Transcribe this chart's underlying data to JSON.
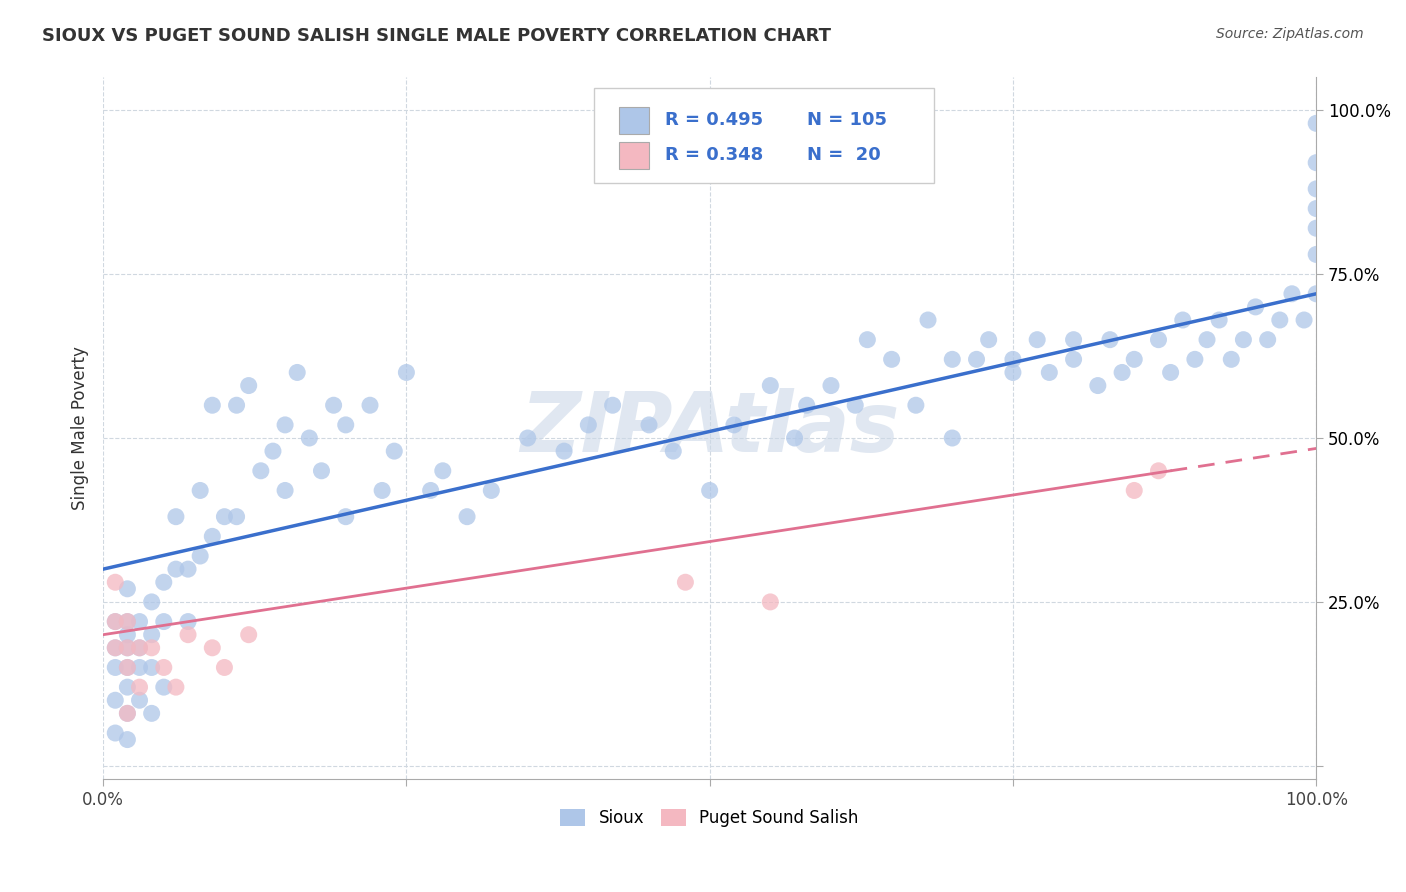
{
  "title": "SIOUX VS PUGET SOUND SALISH SINGLE MALE POVERTY CORRELATION CHART",
  "source": "Source: ZipAtlas.com",
  "ylabel": "Single Male Poverty",
  "xlim": [
    0.0,
    1.0
  ],
  "ylim": [
    -0.02,
    1.05
  ],
  "sioux_color": "#aec6e8",
  "salish_color": "#f4b8c1",
  "sioux_line_color": "#3a6fcc",
  "salish_line_color": "#e07090",
  "watermark": "ZIPAtlas",
  "watermark_color": "#ccd8e8",
  "sioux_line_start": 0.3,
  "sioux_line_end": 0.72,
  "salish_line_start": 0.2,
  "salish_line_end": 0.45,
  "salish_line_solid_end": 0.88,
  "sioux_x": [
    0.01,
    0.01,
    0.01,
    0.01,
    0.01,
    0.02,
    0.02,
    0.02,
    0.02,
    0.02,
    0.02,
    0.02,
    0.02,
    0.03,
    0.03,
    0.03,
    0.03,
    0.04,
    0.04,
    0.04,
    0.04,
    0.05,
    0.05,
    0.05,
    0.06,
    0.06,
    0.07,
    0.07,
    0.08,
    0.08,
    0.09,
    0.09,
    0.1,
    0.11,
    0.11,
    0.12,
    0.13,
    0.14,
    0.15,
    0.15,
    0.16,
    0.17,
    0.18,
    0.19,
    0.2,
    0.2,
    0.22,
    0.23,
    0.24,
    0.25,
    0.27,
    0.28,
    0.3,
    0.32,
    0.35,
    0.38,
    0.4,
    0.42,
    0.45,
    0.47,
    0.5,
    0.52,
    0.55,
    0.57,
    0.58,
    0.6,
    0.62,
    0.63,
    0.65,
    0.67,
    0.68,
    0.7,
    0.7,
    0.72,
    0.73,
    0.75,
    0.75,
    0.77,
    0.78,
    0.8,
    0.8,
    0.82,
    0.83,
    0.84,
    0.85,
    0.87,
    0.88,
    0.89,
    0.9,
    0.91,
    0.92,
    0.93,
    0.94,
    0.95,
    0.96,
    0.97,
    0.98,
    0.99,
    1.0,
    1.0,
    1.0,
    1.0,
    1.0,
    1.0,
    1.0
  ],
  "sioux_y": [
    0.22,
    0.18,
    0.15,
    0.1,
    0.05,
    0.27,
    0.22,
    0.2,
    0.18,
    0.15,
    0.12,
    0.08,
    0.04,
    0.22,
    0.18,
    0.15,
    0.1,
    0.25,
    0.2,
    0.15,
    0.08,
    0.28,
    0.22,
    0.12,
    0.38,
    0.3,
    0.3,
    0.22,
    0.42,
    0.32,
    0.55,
    0.35,
    0.38,
    0.55,
    0.38,
    0.58,
    0.45,
    0.48,
    0.52,
    0.42,
    0.6,
    0.5,
    0.45,
    0.55,
    0.52,
    0.38,
    0.55,
    0.42,
    0.48,
    0.6,
    0.42,
    0.45,
    0.38,
    0.42,
    0.5,
    0.48,
    0.52,
    0.55,
    0.52,
    0.48,
    0.42,
    0.52,
    0.58,
    0.5,
    0.55,
    0.58,
    0.55,
    0.65,
    0.62,
    0.55,
    0.68,
    0.62,
    0.5,
    0.62,
    0.65,
    0.6,
    0.62,
    0.65,
    0.6,
    0.62,
    0.65,
    0.58,
    0.65,
    0.6,
    0.62,
    0.65,
    0.6,
    0.68,
    0.62,
    0.65,
    0.68,
    0.62,
    0.65,
    0.7,
    0.65,
    0.68,
    0.72,
    0.68,
    0.98,
    0.92,
    0.88,
    0.85,
    0.82,
    0.78,
    0.72
  ],
  "salish_x": [
    0.01,
    0.01,
    0.01,
    0.02,
    0.02,
    0.02,
    0.02,
    0.03,
    0.03,
    0.04,
    0.05,
    0.06,
    0.07,
    0.09,
    0.1,
    0.12,
    0.48,
    0.55,
    0.85,
    0.87
  ],
  "salish_y": [
    0.28,
    0.22,
    0.18,
    0.22,
    0.18,
    0.15,
    0.08,
    0.18,
    0.12,
    0.18,
    0.15,
    0.12,
    0.2,
    0.18,
    0.15,
    0.2,
    0.28,
    0.25,
    0.42,
    0.45
  ]
}
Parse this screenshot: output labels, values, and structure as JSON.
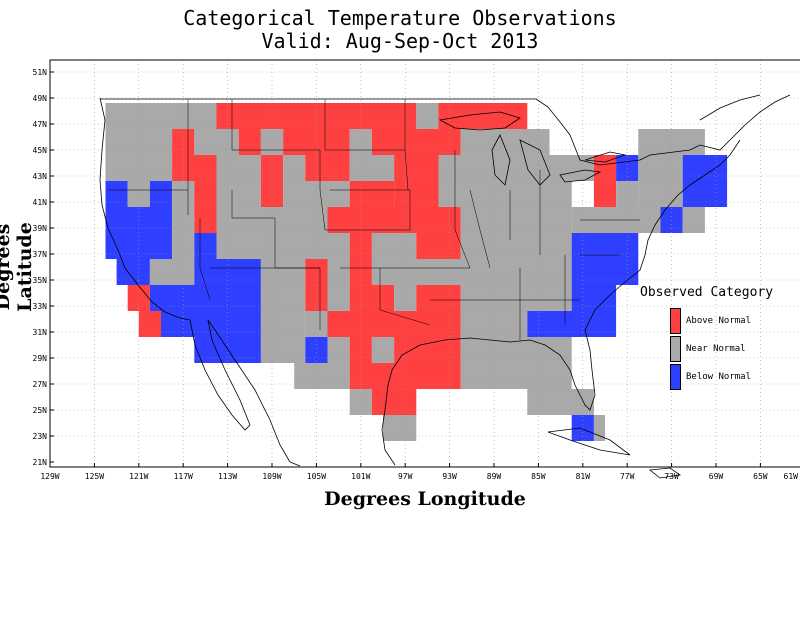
{
  "title_line1": "Categorical Temperature Observations",
  "title_line2": "Valid: Aug-Sep-Oct 2013",
  "xlabel": "Degrees Longitude",
  "ylabel": "Degrees Latitude",
  "x_ticks": [
    "129W",
    "125W",
    "121W",
    "117W",
    "113W",
    "109W",
    "105W",
    "101W",
    "97W",
    "93W",
    "89W",
    "85W",
    "81W",
    "77W",
    "73W",
    "69W",
    "65W",
    "61W"
  ],
  "y_ticks": [
    "51N",
    "49N",
    "47N",
    "45N",
    "43N",
    "41N",
    "39N",
    "37N",
    "35N",
    "33N",
    "31N",
    "29N",
    "27N",
    "25N",
    "23N",
    "21N"
  ],
  "legend": {
    "title": "Observed Category",
    "items": [
      {
        "label": "Above Normal",
        "color": "#ff4040"
      },
      {
        "label": "Near Normal",
        "color": "#a9a9a9"
      },
      {
        "label": "Below Normal",
        "color": "#2f3fff"
      }
    ]
  },
  "chart_data": {
    "type": "heatmap",
    "x_range": [
      -129,
      -61
    ],
    "y_range": [
      21,
      52
    ],
    "cell_size_deg": 2,
    "codes": {
      "A": "Above Normal",
      "N": "Near Normal",
      "B": "Below Normal"
    },
    "rows": [
      {
        "lat_top": 49,
        "cells": [
          [
            -124,
            -114,
            "N"
          ],
          [
            -114,
            -96,
            "A"
          ],
          [
            -96,
            -94,
            "N"
          ],
          [
            -94,
            -86,
            "A"
          ]
        ]
      },
      {
        "lat_top": 47,
        "cells": [
          [
            -124,
            -118,
            "N"
          ],
          [
            -118,
            -116,
            "A"
          ],
          [
            -116,
            -112,
            "N"
          ],
          [
            -112,
            -110,
            "A"
          ],
          [
            -110,
            -108,
            "N"
          ],
          [
            -108,
            -102,
            "A"
          ],
          [
            -102,
            -100,
            "N"
          ],
          [
            -100,
            -92,
            "A"
          ],
          [
            -92,
            -84,
            "N"
          ],
          [
            -76,
            -70,
            "N"
          ]
        ]
      },
      {
        "lat_top": 45,
        "cells": [
          [
            -124,
            -118,
            "N"
          ],
          [
            -118,
            -114,
            "A"
          ],
          [
            -114,
            -110,
            "N"
          ],
          [
            -110,
            -108,
            "A"
          ],
          [
            -108,
            -106,
            "N"
          ],
          [
            -106,
            -102,
            "A"
          ],
          [
            -102,
            -98,
            "N"
          ],
          [
            -98,
            -94,
            "A"
          ],
          [
            -94,
            -80,
            "N"
          ],
          [
            -80,
            -78,
            "A"
          ],
          [
            -78,
            -76,
            "B"
          ],
          [
            -76,
            -72,
            "N"
          ],
          [
            -72,
            -68,
            "B"
          ]
        ]
      },
      {
        "lat_top": 43,
        "cells": [
          [
            -124,
            -122,
            "B"
          ],
          [
            -122,
            -120,
            "N"
          ],
          [
            -120,
            -118,
            "B"
          ],
          [
            -118,
            -116,
            "N"
          ],
          [
            -116,
            -114,
            "A"
          ],
          [
            -114,
            -110,
            "N"
          ],
          [
            -110,
            -108,
            "A"
          ],
          [
            -108,
            -102,
            "N"
          ],
          [
            -102,
            -98,
            "A"
          ],
          [
            -98,
            -94,
            "A"
          ],
          [
            -94,
            -82,
            "N"
          ],
          [
            -80,
            -78,
            "A"
          ],
          [
            -78,
            -76,
            "N"
          ],
          [
            -76,
            -72,
            "N"
          ],
          [
            -72,
            -68,
            "B"
          ]
        ]
      },
      {
        "lat_top": 41,
        "cells": [
          [
            -124,
            -118,
            "B"
          ],
          [
            -118,
            -116,
            "N"
          ],
          [
            -116,
            -114,
            "A"
          ],
          [
            -114,
            -104,
            "N"
          ],
          [
            -104,
            -92,
            "A"
          ],
          [
            -92,
            -82,
            "N"
          ],
          [
            -82,
            -74,
            "N"
          ],
          [
            -74,
            -72,
            "B"
          ],
          [
            -72,
            -70,
            "N"
          ]
        ]
      },
      {
        "lat_top": 39,
        "cells": [
          [
            -124,
            -118,
            "B"
          ],
          [
            -118,
            -116,
            "N"
          ],
          [
            -116,
            -114,
            "B"
          ],
          [
            -114,
            -102,
            "N"
          ],
          [
            -102,
            -100,
            "A"
          ],
          [
            -100,
            -96,
            "N"
          ],
          [
            -96,
            -94,
            "A"
          ],
          [
            -94,
            -92,
            "A"
          ],
          [
            -92,
            -82,
            "N"
          ],
          [
            -82,
            -76,
            "B"
          ]
        ]
      },
      {
        "lat_top": 37,
        "cells": [
          [
            -123,
            -120,
            "B"
          ],
          [
            -120,
            -116,
            "N"
          ],
          [
            -116,
            -110,
            "B"
          ],
          [
            -110,
            -106,
            "N"
          ],
          [
            -106,
            -104,
            "A"
          ],
          [
            -104,
            -102,
            "N"
          ],
          [
            -102,
            -100,
            "A"
          ],
          [
            -100,
            -82,
            "N"
          ],
          [
            -82,
            -76,
            "B"
          ]
        ]
      },
      {
        "lat_top": 35,
        "cells": [
          [
            -122,
            -120,
            "A"
          ],
          [
            -120,
            -110,
            "B"
          ],
          [
            -110,
            -106,
            "N"
          ],
          [
            -106,
            -104,
            "A"
          ],
          [
            -104,
            -102,
            "N"
          ],
          [
            -102,
            -98,
            "A"
          ],
          [
            -98,
            -96,
            "N"
          ],
          [
            -96,
            -92,
            "A"
          ],
          [
            -92,
            -82,
            "N"
          ],
          [
            -82,
            -78,
            "B"
          ]
        ]
      },
      {
        "lat_top": 33,
        "cells": [
          [
            -121,
            -119,
            "A"
          ],
          [
            -119,
            -110,
            "B"
          ],
          [
            -110,
            -106,
            "N"
          ],
          [
            -106,
            -104,
            "N"
          ],
          [
            -104,
            -92,
            "A"
          ],
          [
            -92,
            -86,
            "N"
          ],
          [
            -86,
            -78,
            "B"
          ]
        ]
      },
      {
        "lat_top": 31,
        "cells": [
          [
            -116,
            -110,
            "B"
          ],
          [
            -110,
            -106,
            "N"
          ],
          [
            -106,
            -104,
            "B"
          ],
          [
            -104,
            -102,
            "N"
          ],
          [
            -102,
            -100,
            "A"
          ],
          [
            -100,
            -98,
            "N"
          ],
          [
            -98,
            -92,
            "A"
          ],
          [
            -92,
            -82,
            "N"
          ]
        ]
      },
      {
        "lat_top": 29,
        "cells": [
          [
            -107,
            -102,
            "N"
          ],
          [
            -102,
            -92,
            "A"
          ],
          [
            -92,
            -82,
            "N"
          ]
        ]
      },
      {
        "lat_top": 27,
        "cells": [
          [
            -102,
            -100,
            "N"
          ],
          [
            -100,
            -96,
            "A"
          ],
          [
            -86,
            -84,
            "N"
          ],
          [
            -84,
            -80,
            "N"
          ]
        ]
      },
      {
        "lat_top": 25,
        "cells": [
          [
            -99,
            -96,
            "N"
          ],
          [
            -82,
            -80,
            "B"
          ],
          [
            -80,
            -79,
            "N"
          ]
        ]
      }
    ]
  }
}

________________________

Return each line that includes "Normal".

        "label": "Above Normal",
        "label": "Near Normal",
        "label": "Below Normal",
      "A": "Above Normal",
      "N": "Near Normal",
      "B": "Below Normal"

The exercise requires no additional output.